For each line that holds "الحلال", copy the line out.

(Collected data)
══════════

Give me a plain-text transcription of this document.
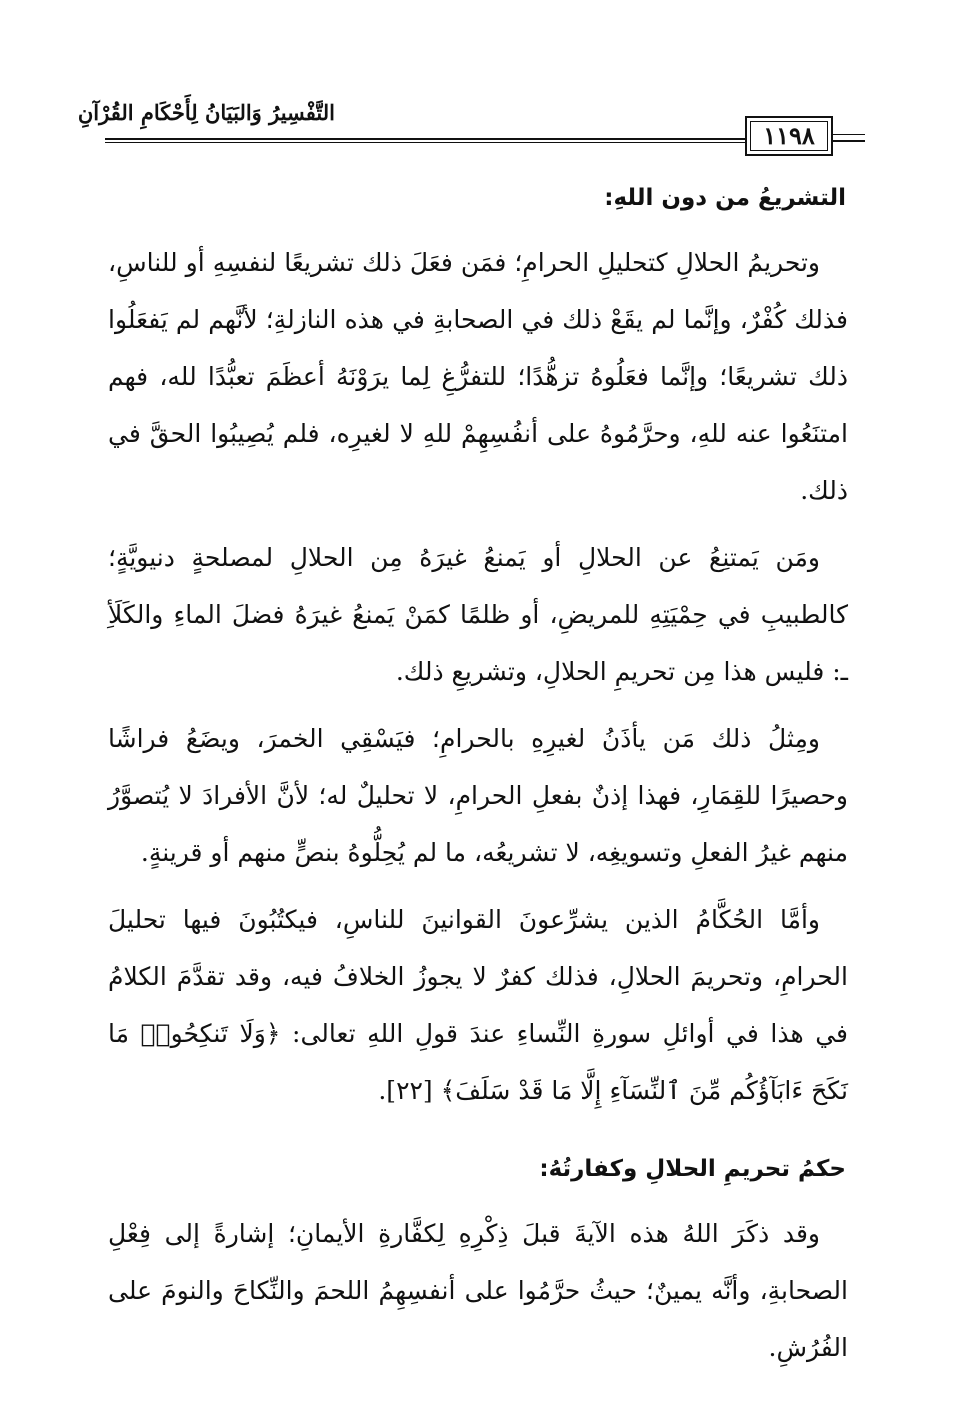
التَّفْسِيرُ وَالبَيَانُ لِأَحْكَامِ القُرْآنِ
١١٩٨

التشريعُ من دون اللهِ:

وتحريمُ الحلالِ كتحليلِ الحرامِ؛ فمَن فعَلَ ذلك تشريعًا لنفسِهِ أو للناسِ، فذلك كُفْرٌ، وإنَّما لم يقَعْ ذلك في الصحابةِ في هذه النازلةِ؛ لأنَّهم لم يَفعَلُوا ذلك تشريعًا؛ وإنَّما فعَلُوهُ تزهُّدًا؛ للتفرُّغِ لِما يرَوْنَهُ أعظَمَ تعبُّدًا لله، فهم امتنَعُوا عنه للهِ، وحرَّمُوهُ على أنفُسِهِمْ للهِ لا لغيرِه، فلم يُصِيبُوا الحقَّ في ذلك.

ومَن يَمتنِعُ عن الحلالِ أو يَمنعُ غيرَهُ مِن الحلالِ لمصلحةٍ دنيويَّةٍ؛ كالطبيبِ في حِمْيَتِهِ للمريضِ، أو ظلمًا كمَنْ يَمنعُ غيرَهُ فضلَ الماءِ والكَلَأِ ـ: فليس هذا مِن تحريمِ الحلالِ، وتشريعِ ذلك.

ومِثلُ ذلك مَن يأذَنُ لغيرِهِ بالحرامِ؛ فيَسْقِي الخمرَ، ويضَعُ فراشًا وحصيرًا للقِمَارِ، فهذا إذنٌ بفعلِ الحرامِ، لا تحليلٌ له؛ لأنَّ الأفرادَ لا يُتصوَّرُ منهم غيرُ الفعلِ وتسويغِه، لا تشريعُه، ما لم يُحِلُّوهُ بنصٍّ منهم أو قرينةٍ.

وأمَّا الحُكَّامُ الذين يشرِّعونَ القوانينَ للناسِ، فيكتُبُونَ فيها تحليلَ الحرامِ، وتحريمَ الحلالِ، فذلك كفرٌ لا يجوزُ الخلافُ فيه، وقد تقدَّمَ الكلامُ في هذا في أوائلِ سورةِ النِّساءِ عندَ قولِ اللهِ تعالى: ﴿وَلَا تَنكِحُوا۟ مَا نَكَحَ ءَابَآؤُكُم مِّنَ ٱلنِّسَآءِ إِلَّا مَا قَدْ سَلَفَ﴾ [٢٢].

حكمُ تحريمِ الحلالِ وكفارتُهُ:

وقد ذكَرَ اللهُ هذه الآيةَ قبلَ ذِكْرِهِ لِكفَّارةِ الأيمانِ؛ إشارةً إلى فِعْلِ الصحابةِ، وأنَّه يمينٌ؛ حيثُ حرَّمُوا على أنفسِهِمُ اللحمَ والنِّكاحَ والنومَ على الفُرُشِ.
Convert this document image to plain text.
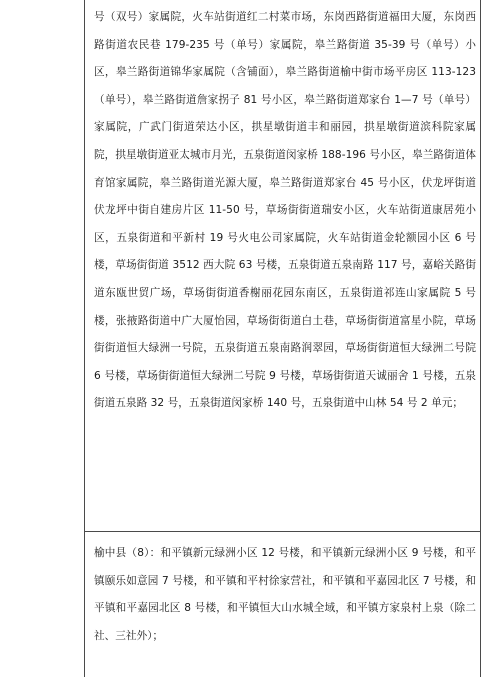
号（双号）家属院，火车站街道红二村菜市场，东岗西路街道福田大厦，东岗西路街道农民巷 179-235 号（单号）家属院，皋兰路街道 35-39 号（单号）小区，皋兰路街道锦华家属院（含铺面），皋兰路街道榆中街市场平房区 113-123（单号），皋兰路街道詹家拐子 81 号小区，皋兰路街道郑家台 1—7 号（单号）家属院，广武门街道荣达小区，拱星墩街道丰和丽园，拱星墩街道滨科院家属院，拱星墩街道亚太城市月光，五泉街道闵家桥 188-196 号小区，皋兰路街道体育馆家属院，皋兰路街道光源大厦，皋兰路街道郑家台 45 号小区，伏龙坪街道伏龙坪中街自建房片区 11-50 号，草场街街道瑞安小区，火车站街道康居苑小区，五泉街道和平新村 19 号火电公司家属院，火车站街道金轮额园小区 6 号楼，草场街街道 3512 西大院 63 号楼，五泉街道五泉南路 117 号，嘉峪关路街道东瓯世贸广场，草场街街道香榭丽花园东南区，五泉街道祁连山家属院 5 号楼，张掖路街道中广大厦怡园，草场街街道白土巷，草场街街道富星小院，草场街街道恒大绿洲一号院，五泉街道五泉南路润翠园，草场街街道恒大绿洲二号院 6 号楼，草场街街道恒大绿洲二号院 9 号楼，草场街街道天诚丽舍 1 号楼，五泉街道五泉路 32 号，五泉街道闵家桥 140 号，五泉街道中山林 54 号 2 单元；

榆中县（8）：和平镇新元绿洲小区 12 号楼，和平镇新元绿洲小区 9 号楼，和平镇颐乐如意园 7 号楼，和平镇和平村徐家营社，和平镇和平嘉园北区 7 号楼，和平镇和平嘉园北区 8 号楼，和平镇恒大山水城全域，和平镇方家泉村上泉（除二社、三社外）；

══════════

### COMPLETE ANSWER
وتحريمُ الحلالِ كتحليلِ الحرامِ؛ فمَن فعَلَ ذلك تشريعًا لنفسِهِ أو للناسِ، فذلك كُفْرٌ، وإنَّما لم يقَعْ ذلك في الصحابةِ في هذه النازلةِ؛ لأنَّهم لم يَفعَلُوا ذلك تشريعًا؛ وإنَّما فعَلُوهُ تزهُّدًا؛ للتفرُّغِ لِما يرَوْنَهُ أعظَمَ تعبُّدًا لله، فهم امتنَعُوا عنه للهِ، وحرَّمُوهُ على أنفُسِهِمْ للهِ لا لغيرِه، فلم يُصِيبُوا الحقَّ في ذلك.
ومَن يَمتنِعُ عن الحلالِ أو يَمنعُ غيرَهُ مِن الحلالِ لمصلحةٍ دنيويَّةٍ؛ كالطبيبِ في حِمْيَتِهِ للمريضِ، أو ظلمًا كمَنْ يَمنعُ غيرَهُ فضلَ الماءِ والكَلَأِ ـ: فليس هذا مِن تحريمِ الحلالِ، وتشريعِ ذلك.
وأمَّا الحُكَّامُ الذين يشرِّعونَ القوانينَ للناسِ، فيكتُبُونَ فيها تحليلَ الحرامِ، وتحريمَ الحلالِ، فذلك كفرٌ لا يجوزُ الخلافُ فيه، وقد تقدَّمَ الكلامُ في هذا في أوائلِ سورةِ النِّساءِ عندَ قولِ اللهِ تعالى: ﴿وَلَا تَنكِحُوا۟ مَا نَكَحَ ءَابَآؤُكُم مِّنَ ٱلنِّسَآءِ إِلَّا مَا قَدْ سَلَفَ﴾ [٢٢].
حكمُ تحريمِ الحلالِ وكفارتُهُ:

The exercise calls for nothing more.